Pull out each line of the data that includes the word "årets".
━━━ Record list ━━━
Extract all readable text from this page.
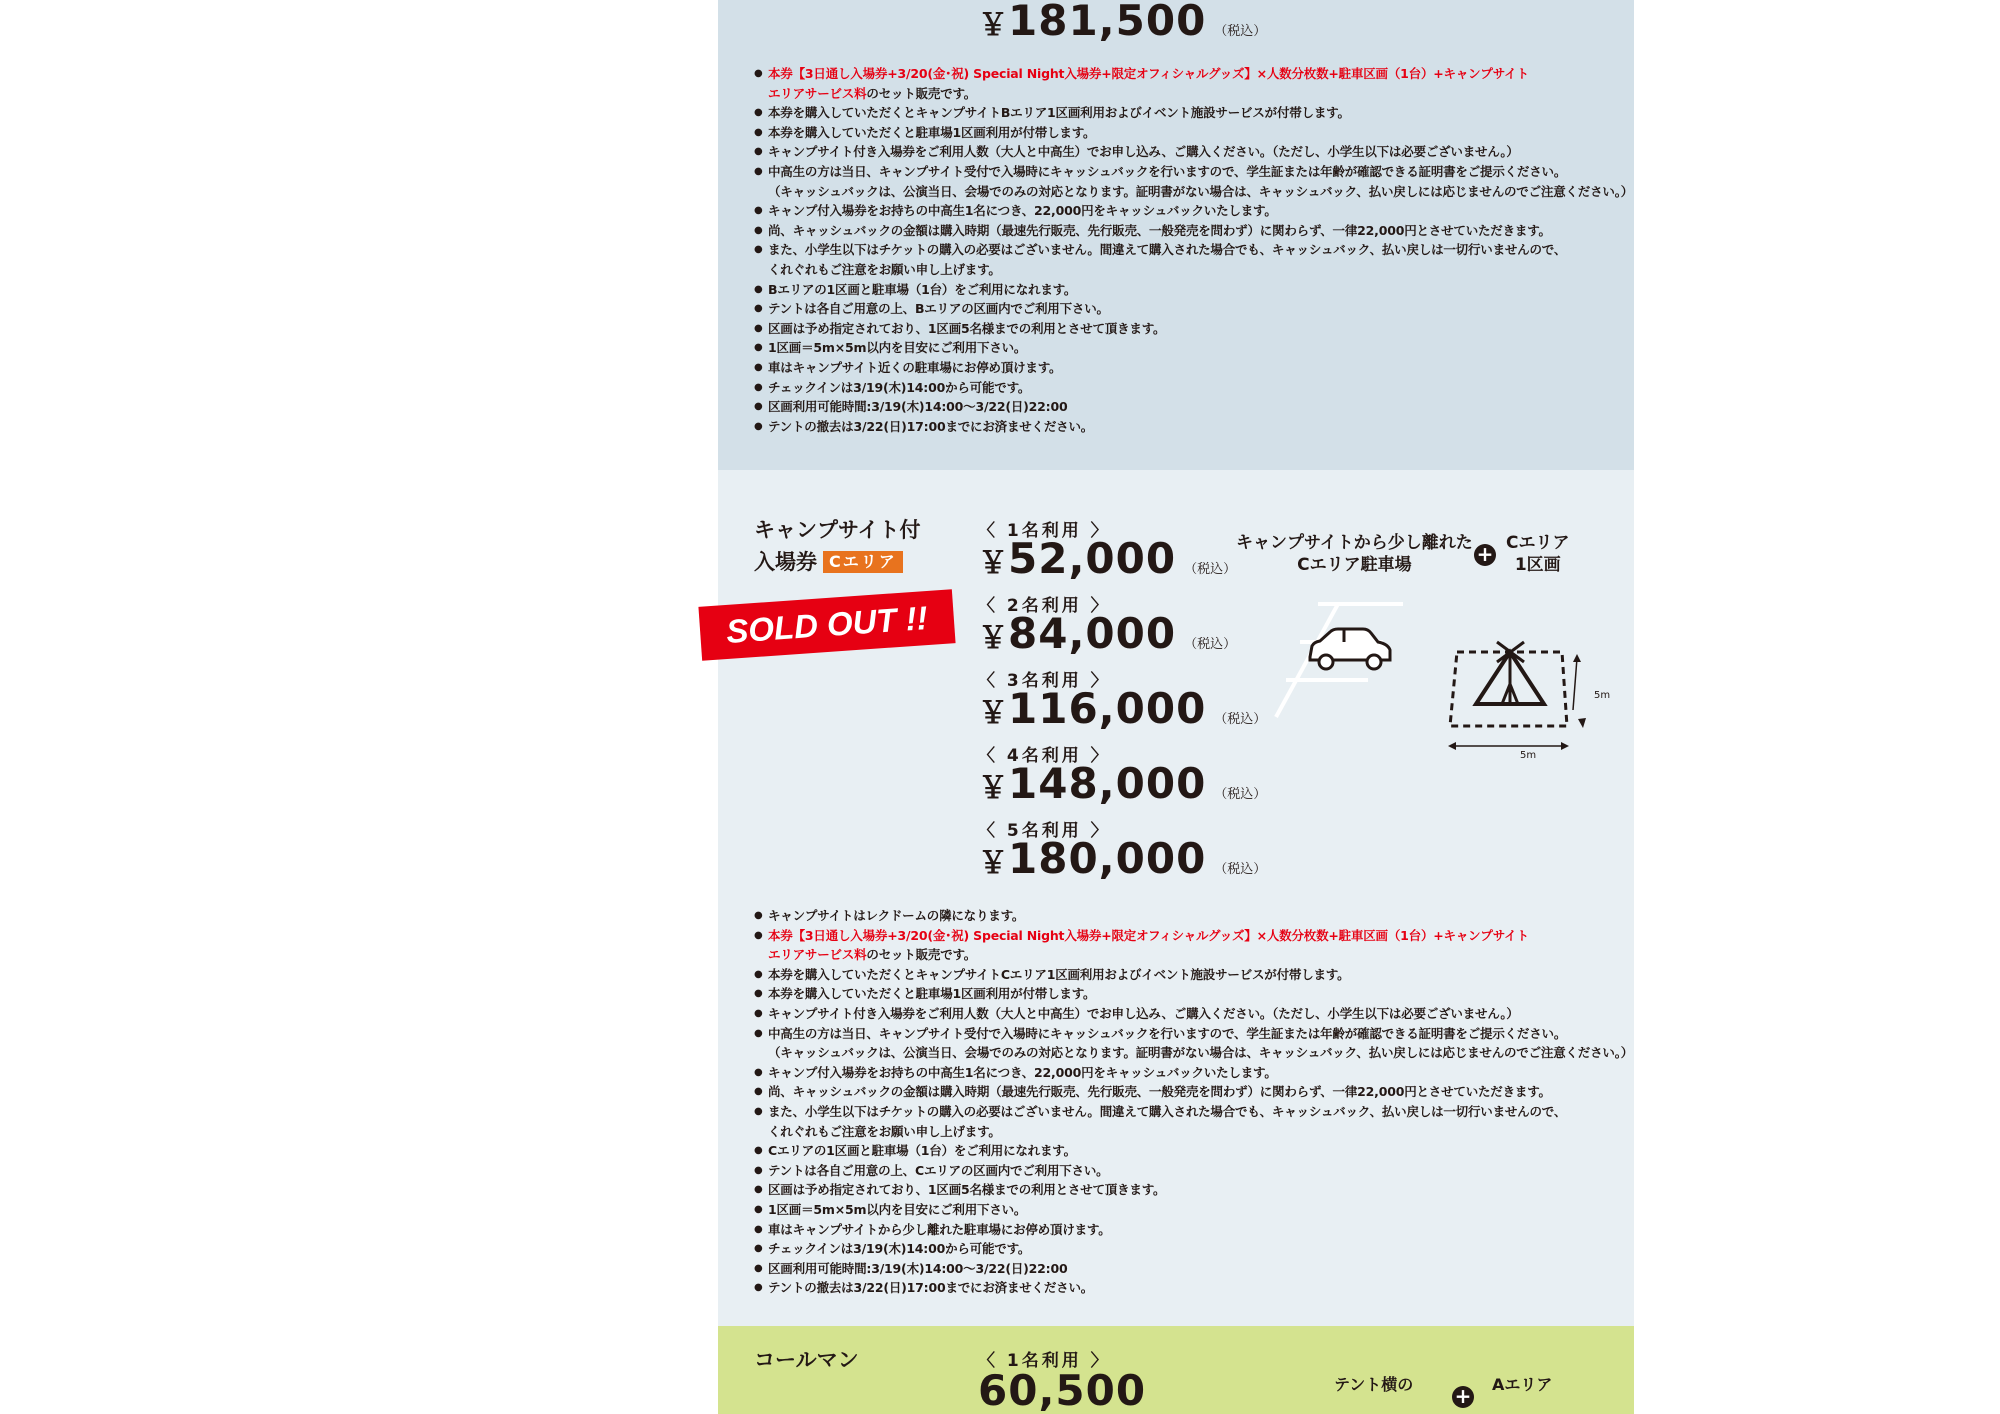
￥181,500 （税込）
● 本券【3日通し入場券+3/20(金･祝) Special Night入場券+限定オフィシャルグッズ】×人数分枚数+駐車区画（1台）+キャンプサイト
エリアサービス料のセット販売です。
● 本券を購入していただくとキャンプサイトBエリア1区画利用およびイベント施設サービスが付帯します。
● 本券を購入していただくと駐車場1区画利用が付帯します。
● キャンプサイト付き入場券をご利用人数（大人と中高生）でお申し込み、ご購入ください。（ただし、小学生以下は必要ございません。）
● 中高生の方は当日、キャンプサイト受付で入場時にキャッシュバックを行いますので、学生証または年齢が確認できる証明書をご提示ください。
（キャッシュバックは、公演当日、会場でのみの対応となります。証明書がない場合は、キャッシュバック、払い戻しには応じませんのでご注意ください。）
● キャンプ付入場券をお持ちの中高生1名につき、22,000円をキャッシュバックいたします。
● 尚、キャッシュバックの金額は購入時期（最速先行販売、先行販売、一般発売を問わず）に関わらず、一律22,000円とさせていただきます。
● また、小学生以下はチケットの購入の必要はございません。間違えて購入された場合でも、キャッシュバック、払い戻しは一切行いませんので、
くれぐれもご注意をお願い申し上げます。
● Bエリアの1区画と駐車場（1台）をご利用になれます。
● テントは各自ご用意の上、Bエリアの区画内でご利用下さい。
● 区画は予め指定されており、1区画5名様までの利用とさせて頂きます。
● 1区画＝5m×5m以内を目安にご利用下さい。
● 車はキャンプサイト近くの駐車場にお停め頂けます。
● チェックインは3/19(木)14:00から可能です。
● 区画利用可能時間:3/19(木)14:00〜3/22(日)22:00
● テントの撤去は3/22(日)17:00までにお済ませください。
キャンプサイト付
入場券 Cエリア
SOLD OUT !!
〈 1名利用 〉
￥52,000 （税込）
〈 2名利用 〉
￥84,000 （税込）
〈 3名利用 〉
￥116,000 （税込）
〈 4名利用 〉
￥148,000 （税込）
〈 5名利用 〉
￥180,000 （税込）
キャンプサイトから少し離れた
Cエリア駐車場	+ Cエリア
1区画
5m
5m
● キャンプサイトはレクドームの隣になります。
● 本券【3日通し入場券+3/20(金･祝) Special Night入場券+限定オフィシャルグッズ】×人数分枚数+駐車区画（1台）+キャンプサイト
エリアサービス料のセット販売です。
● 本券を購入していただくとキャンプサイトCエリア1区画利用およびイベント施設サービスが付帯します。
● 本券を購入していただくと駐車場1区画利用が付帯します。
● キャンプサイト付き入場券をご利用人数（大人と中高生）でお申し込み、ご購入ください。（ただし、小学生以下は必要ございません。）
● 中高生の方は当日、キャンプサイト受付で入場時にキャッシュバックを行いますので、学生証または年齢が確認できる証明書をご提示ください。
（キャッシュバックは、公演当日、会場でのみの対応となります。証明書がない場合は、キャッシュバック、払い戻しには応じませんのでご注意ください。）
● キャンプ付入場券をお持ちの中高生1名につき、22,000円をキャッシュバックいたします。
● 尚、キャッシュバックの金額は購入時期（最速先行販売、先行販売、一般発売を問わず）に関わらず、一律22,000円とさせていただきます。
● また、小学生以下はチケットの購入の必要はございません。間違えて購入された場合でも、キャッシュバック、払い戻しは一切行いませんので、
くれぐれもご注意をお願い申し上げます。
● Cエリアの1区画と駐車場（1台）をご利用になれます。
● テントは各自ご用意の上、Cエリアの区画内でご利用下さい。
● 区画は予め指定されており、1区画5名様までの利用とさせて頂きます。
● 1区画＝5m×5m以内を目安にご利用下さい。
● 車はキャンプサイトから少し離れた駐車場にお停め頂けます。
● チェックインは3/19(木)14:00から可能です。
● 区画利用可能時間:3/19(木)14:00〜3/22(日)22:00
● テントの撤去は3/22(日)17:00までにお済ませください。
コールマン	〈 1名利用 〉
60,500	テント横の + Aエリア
━━━
━━━ Record list ━━━
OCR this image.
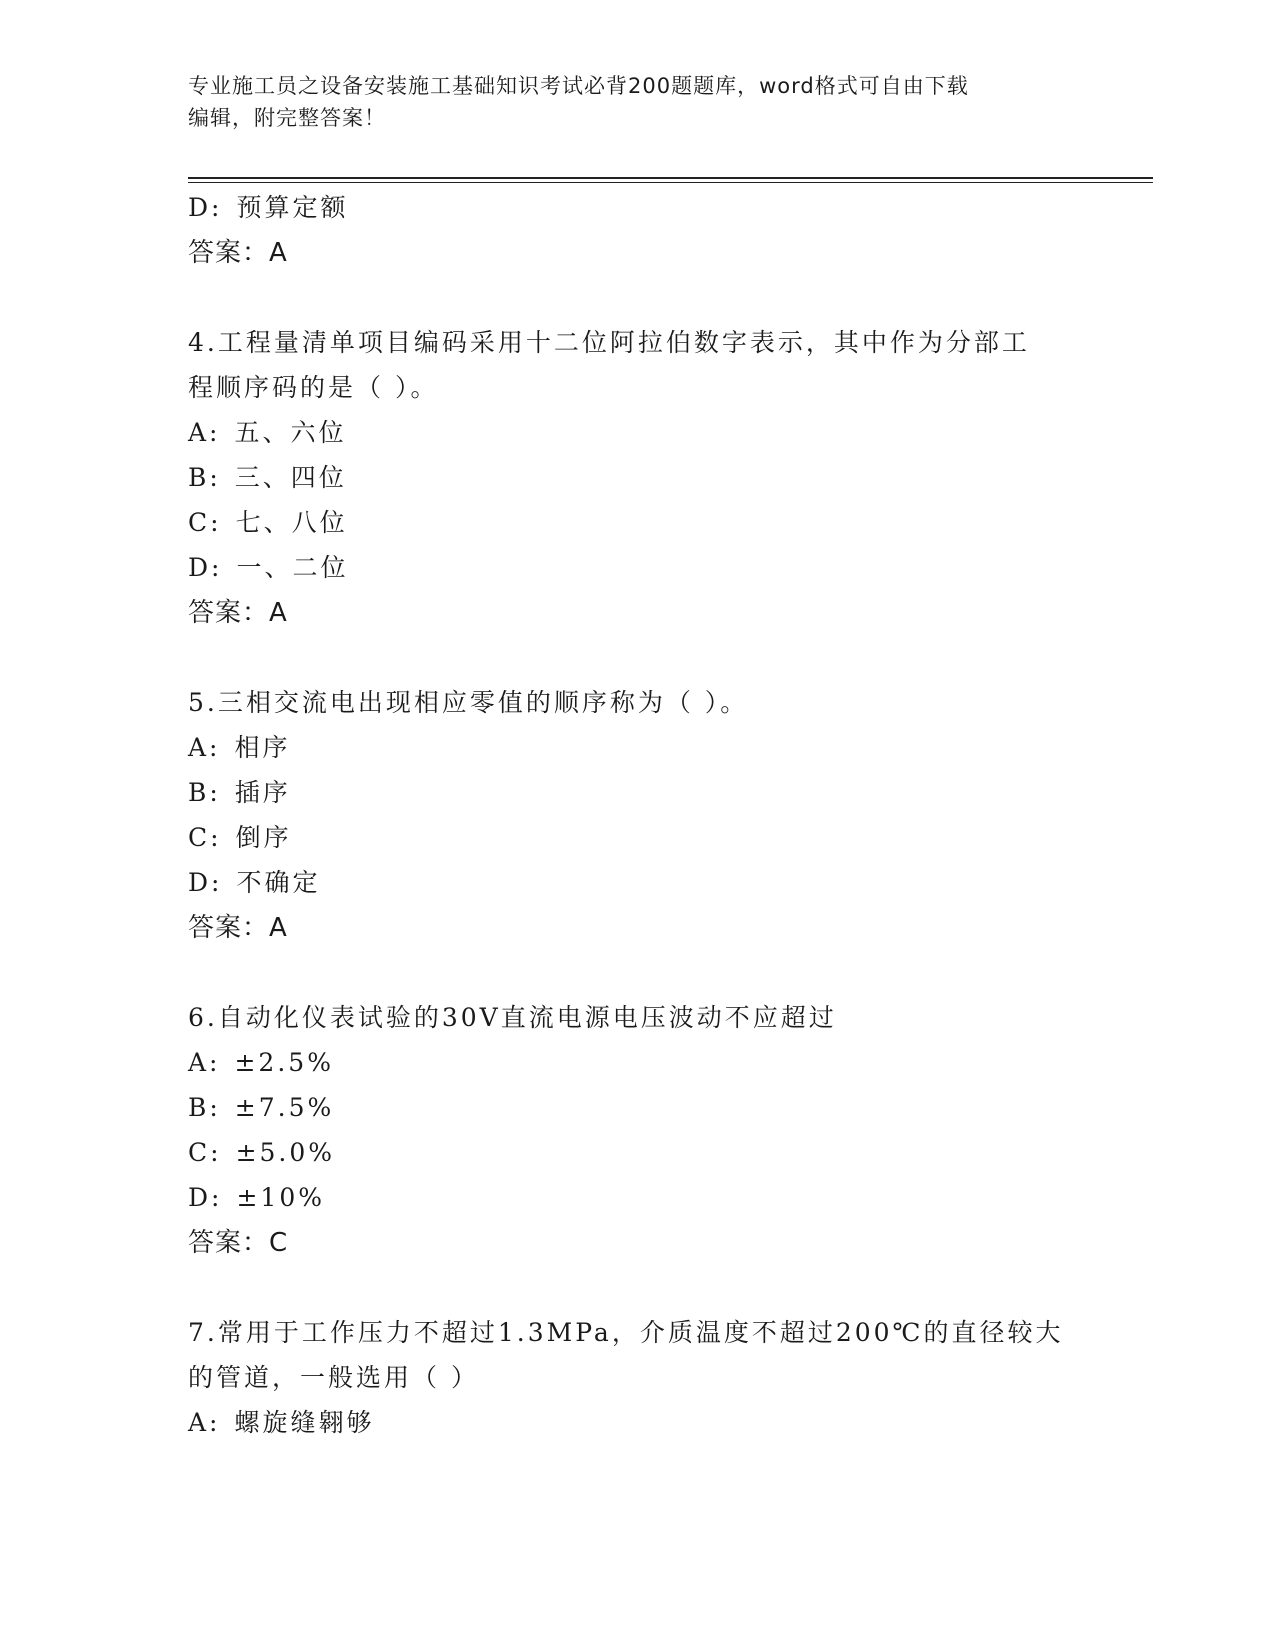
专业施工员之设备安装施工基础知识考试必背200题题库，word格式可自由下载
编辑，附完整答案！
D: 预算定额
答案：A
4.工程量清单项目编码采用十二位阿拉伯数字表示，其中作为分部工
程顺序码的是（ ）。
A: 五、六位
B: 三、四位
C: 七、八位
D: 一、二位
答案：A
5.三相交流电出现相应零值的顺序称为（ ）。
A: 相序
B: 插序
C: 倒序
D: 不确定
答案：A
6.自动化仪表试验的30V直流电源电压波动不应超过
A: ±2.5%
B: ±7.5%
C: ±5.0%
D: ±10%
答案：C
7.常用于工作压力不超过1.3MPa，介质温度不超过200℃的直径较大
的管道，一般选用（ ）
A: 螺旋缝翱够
━━━
━━━ Record list ━━━
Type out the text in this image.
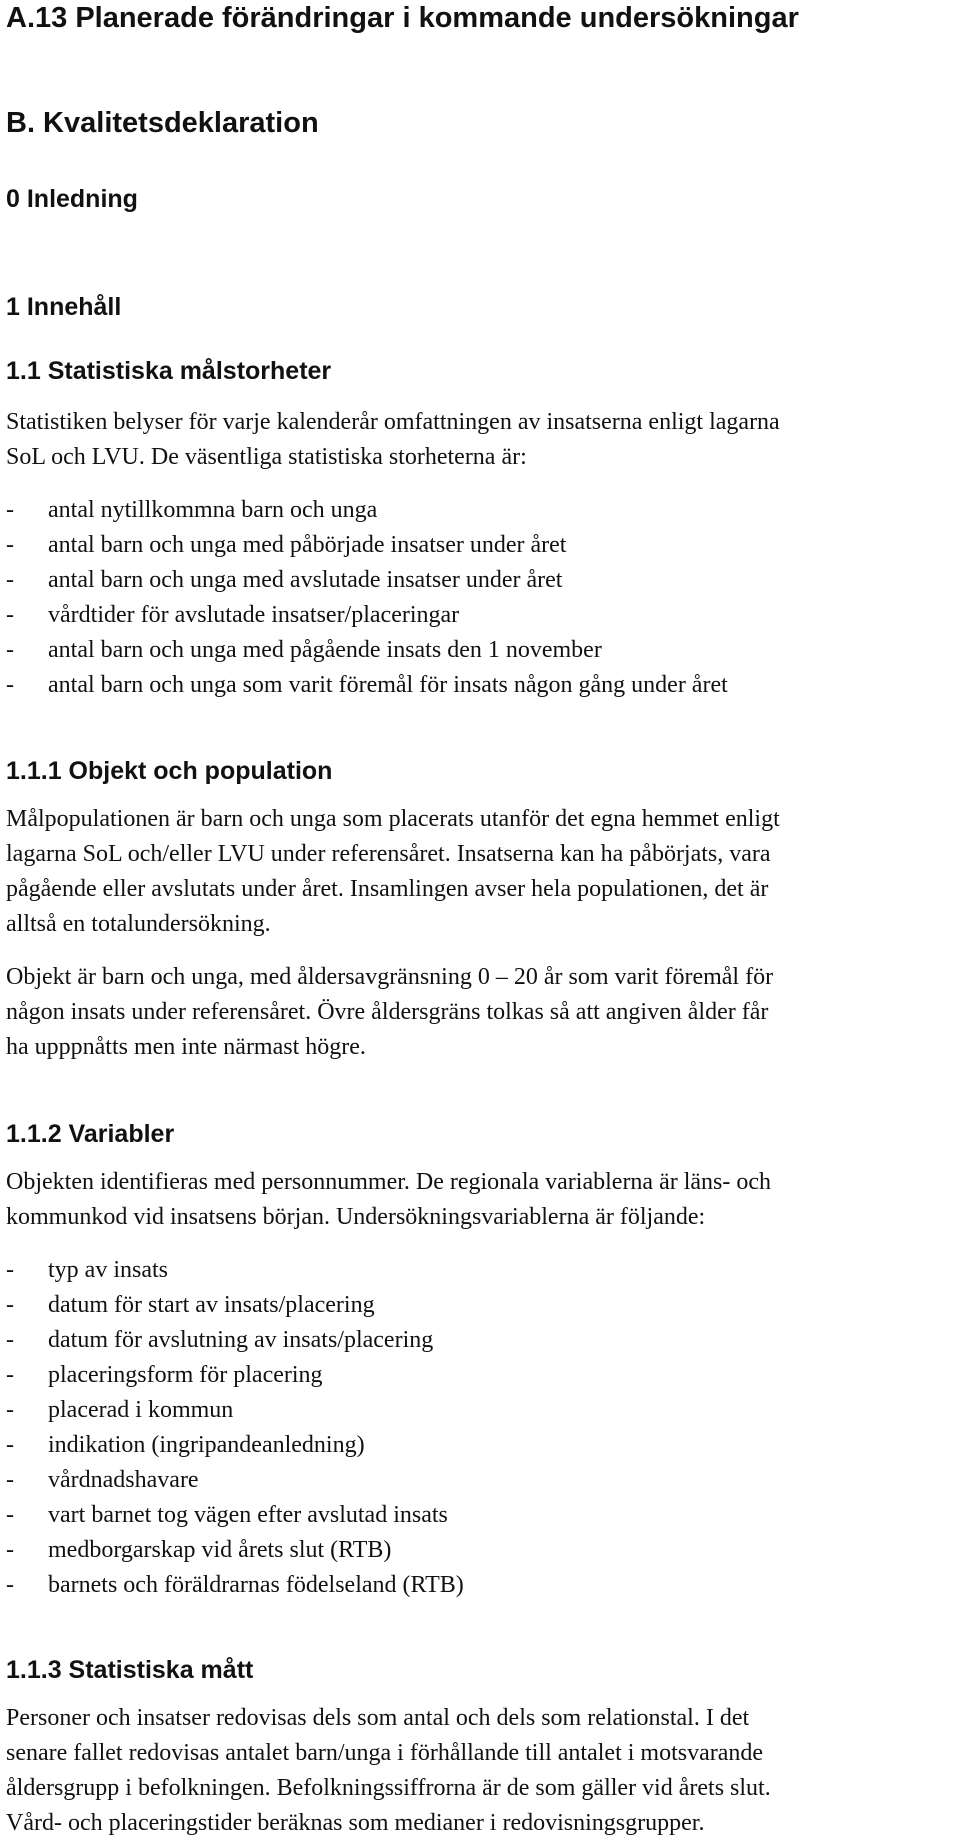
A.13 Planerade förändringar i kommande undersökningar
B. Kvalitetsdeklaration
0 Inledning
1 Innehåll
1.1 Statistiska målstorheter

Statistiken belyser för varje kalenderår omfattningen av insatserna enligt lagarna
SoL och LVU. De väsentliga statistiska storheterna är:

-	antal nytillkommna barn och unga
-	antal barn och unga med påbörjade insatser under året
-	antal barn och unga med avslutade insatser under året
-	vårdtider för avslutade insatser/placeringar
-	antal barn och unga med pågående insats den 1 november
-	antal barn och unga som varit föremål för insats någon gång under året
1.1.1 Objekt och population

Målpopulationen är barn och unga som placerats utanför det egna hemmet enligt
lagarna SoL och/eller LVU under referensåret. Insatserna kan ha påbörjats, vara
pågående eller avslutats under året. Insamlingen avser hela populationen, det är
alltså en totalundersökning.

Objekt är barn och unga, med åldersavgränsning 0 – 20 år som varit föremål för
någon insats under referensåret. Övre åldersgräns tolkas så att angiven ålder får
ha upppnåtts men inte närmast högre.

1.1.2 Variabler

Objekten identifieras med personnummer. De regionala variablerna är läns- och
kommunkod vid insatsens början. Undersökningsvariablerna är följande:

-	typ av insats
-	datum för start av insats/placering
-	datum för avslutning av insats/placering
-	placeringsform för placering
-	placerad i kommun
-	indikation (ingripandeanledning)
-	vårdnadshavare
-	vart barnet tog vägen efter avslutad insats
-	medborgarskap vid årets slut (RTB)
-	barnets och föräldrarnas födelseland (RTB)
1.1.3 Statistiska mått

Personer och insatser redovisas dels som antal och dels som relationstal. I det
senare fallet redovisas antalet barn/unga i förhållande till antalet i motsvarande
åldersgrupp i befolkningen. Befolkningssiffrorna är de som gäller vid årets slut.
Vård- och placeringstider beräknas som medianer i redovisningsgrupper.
━━━
**Exercise output:**
-	medborgarskap vid årets slut (RTB)
åldersgrupp i befolkningen. Befolkningssiffrorna är de som gäller vid årets slut.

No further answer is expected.